=== RECORDS PROVIDED ===
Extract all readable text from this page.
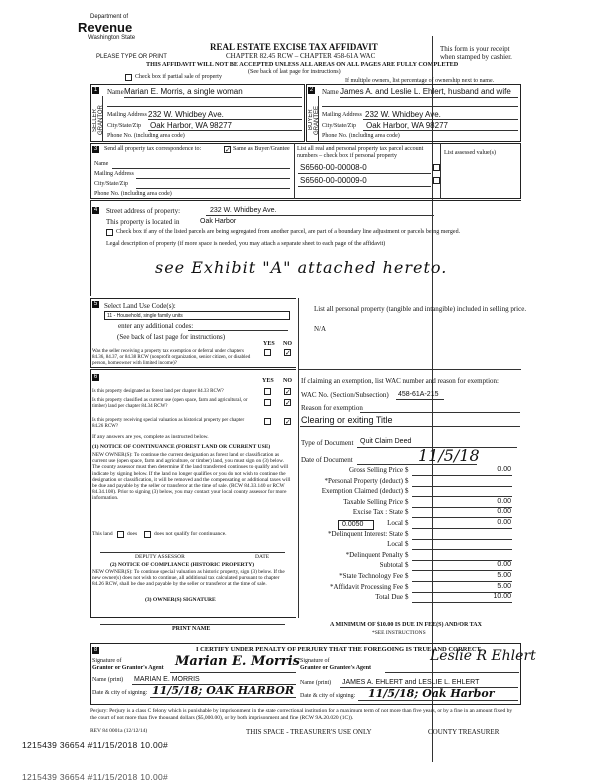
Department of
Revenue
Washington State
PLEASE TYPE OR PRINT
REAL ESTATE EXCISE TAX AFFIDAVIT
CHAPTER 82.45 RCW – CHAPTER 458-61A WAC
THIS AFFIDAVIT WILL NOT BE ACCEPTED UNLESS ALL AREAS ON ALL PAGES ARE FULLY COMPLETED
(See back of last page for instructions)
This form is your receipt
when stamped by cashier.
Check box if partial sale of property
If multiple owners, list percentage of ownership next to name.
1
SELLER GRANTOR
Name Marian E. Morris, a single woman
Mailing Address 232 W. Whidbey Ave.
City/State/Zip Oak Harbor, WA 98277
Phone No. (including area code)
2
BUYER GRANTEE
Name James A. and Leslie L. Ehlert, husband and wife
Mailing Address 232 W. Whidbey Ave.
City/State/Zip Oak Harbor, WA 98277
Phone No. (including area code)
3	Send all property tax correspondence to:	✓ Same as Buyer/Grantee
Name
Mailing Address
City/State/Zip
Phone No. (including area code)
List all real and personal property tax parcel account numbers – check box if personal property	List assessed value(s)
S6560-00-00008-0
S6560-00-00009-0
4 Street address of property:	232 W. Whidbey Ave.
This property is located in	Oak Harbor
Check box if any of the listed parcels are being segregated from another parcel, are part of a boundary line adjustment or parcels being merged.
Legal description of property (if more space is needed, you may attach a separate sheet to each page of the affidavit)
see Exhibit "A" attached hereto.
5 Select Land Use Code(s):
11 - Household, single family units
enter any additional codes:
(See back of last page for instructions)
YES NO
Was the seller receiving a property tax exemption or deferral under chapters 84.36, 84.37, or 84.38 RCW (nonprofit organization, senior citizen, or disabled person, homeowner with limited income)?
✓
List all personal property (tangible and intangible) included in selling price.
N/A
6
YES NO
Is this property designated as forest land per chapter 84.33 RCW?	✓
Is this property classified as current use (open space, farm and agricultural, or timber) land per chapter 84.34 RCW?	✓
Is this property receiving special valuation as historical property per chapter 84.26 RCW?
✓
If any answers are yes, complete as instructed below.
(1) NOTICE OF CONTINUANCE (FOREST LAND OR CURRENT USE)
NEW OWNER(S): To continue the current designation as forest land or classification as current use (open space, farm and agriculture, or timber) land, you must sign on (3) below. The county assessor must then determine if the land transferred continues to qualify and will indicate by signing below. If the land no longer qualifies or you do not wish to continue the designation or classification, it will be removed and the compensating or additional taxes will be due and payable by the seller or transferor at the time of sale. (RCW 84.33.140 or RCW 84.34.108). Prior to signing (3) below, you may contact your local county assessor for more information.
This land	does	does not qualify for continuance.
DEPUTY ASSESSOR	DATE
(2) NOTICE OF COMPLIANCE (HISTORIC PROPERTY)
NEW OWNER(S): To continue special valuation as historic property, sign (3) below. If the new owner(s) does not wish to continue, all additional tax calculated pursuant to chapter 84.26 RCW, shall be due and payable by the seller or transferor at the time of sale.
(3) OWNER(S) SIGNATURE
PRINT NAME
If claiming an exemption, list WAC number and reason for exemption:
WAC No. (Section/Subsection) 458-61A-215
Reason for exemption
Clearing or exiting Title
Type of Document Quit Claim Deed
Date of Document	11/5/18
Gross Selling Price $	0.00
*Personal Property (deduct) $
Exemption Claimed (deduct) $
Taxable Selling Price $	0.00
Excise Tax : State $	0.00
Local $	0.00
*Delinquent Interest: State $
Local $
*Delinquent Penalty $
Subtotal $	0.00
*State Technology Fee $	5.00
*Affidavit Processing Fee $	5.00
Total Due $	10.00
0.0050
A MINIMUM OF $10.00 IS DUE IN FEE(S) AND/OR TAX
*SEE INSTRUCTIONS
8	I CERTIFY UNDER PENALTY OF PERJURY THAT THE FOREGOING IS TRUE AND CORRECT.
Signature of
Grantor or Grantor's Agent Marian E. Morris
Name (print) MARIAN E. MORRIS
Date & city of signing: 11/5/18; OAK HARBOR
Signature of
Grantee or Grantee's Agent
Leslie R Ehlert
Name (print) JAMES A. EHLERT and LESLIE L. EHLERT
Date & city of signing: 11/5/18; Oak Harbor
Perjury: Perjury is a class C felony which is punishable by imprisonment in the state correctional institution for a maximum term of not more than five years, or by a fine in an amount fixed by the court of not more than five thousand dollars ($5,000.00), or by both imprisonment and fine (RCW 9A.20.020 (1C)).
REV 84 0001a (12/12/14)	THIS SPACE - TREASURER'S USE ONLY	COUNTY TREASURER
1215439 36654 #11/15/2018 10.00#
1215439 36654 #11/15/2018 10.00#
===
=== RECORDS PROVIDED ===
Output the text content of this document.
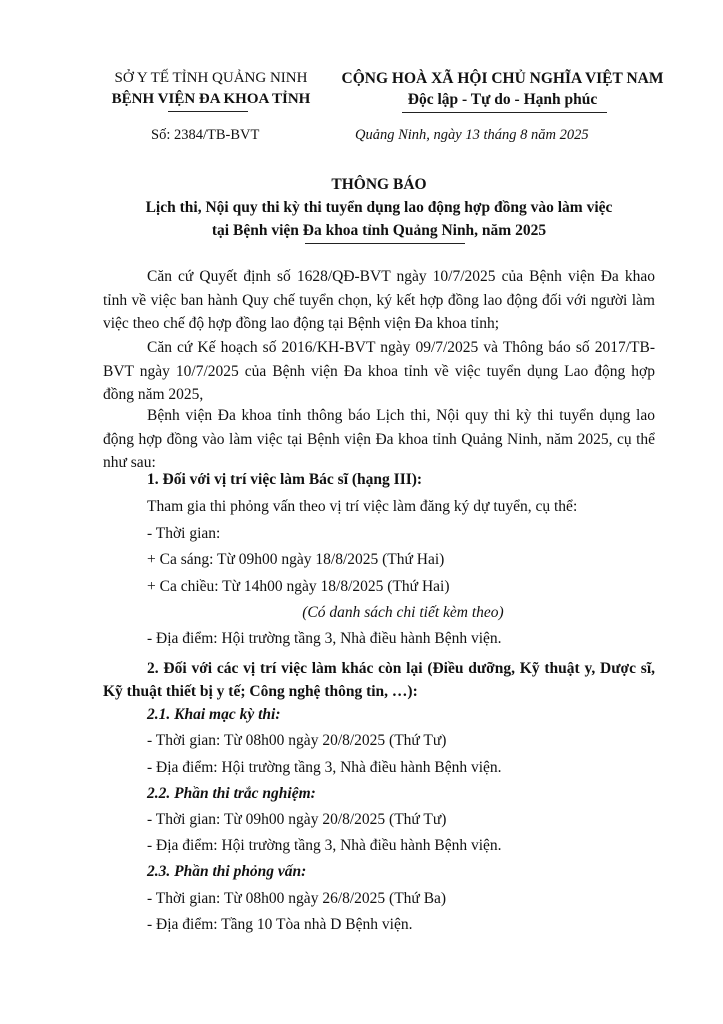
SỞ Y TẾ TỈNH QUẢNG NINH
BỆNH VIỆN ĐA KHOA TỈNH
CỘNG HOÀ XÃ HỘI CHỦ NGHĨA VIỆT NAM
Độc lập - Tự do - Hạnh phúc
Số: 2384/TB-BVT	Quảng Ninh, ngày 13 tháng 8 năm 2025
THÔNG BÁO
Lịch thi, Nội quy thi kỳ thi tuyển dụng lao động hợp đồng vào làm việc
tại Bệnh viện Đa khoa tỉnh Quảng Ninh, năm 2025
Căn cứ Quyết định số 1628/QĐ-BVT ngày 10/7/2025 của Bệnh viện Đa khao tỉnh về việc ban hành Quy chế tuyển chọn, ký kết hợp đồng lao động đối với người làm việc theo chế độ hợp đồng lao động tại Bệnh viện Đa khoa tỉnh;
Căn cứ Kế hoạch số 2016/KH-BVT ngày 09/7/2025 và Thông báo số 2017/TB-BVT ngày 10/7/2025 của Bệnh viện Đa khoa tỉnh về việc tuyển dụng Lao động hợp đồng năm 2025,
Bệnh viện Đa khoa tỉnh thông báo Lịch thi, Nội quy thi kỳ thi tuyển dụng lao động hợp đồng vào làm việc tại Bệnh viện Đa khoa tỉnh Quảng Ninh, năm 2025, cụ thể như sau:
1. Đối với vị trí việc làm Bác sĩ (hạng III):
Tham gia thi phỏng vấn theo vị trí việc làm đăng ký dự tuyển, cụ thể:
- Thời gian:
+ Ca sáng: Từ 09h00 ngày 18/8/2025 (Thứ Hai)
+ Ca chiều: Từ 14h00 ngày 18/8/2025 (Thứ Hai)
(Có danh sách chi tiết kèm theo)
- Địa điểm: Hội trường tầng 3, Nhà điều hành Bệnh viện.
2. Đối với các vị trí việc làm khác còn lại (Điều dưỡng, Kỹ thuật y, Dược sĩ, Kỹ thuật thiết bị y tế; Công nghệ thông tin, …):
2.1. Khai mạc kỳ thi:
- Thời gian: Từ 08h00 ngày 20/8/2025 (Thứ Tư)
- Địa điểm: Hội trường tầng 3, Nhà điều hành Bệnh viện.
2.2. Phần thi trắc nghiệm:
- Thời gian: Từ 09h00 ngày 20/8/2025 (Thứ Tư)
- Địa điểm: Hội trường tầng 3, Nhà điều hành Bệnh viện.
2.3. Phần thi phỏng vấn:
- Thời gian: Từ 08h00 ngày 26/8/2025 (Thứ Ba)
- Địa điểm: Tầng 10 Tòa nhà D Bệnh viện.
===
=== RECORDS PROVIDED ===
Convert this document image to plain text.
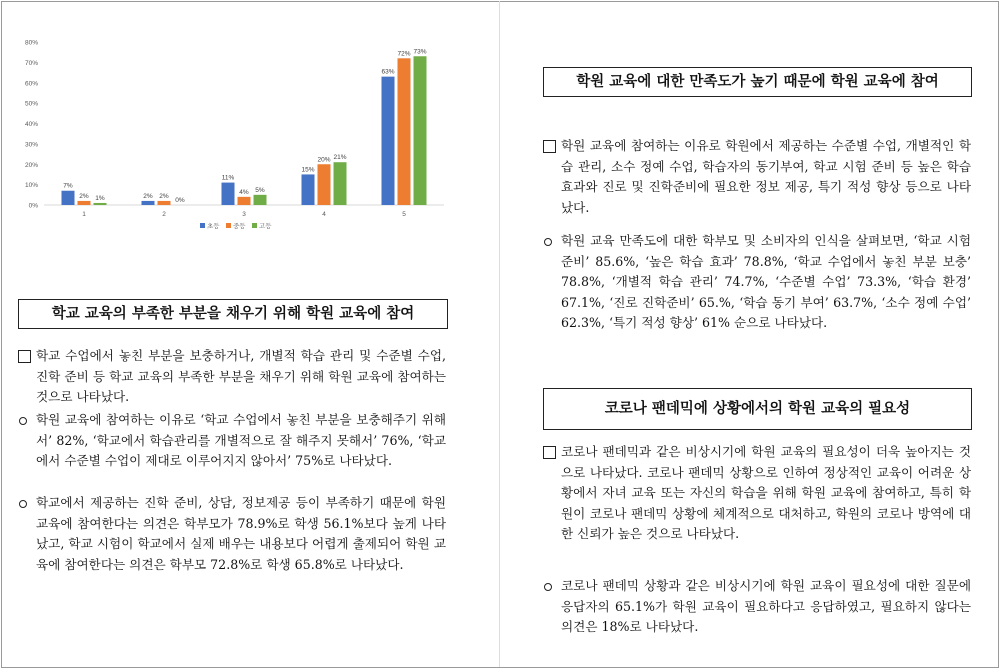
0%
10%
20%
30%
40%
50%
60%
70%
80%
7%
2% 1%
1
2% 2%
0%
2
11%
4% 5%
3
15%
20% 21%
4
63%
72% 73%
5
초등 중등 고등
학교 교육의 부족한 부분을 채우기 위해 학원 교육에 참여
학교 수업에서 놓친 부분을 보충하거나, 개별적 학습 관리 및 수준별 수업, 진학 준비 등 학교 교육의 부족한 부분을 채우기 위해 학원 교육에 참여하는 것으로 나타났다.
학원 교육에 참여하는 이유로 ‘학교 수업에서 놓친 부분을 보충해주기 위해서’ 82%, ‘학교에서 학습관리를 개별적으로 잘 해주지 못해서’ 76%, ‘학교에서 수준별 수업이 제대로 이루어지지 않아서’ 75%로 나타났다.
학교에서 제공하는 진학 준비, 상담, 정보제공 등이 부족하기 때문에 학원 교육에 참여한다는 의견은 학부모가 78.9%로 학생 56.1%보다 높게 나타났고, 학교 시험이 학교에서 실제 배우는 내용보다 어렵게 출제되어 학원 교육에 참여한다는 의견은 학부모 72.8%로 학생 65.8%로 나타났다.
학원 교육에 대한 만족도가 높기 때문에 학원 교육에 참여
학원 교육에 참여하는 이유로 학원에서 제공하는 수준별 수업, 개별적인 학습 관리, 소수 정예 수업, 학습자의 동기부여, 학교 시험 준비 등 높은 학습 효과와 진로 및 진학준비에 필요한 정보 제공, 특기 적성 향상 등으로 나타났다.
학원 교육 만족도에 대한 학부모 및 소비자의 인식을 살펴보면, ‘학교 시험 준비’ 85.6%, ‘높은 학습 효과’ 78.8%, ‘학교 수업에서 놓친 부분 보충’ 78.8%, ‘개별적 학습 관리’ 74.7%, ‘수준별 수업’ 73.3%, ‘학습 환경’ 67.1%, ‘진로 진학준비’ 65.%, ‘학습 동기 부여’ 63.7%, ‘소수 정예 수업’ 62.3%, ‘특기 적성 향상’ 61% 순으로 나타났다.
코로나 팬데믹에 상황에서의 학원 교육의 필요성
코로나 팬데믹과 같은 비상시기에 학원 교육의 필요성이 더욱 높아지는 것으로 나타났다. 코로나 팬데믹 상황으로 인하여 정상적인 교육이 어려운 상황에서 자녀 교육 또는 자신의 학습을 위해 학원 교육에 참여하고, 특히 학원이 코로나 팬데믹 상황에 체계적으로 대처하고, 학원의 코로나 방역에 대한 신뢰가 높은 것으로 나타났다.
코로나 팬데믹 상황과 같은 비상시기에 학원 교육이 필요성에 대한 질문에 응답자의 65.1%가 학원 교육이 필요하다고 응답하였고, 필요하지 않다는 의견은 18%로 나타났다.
===
**EXERCISE REQUIREMENTS:** Check the records above line by line and tally those holding the string "deduct". Answer with the number only.

**RESPONSE FOR THIS EXERCISE:** 2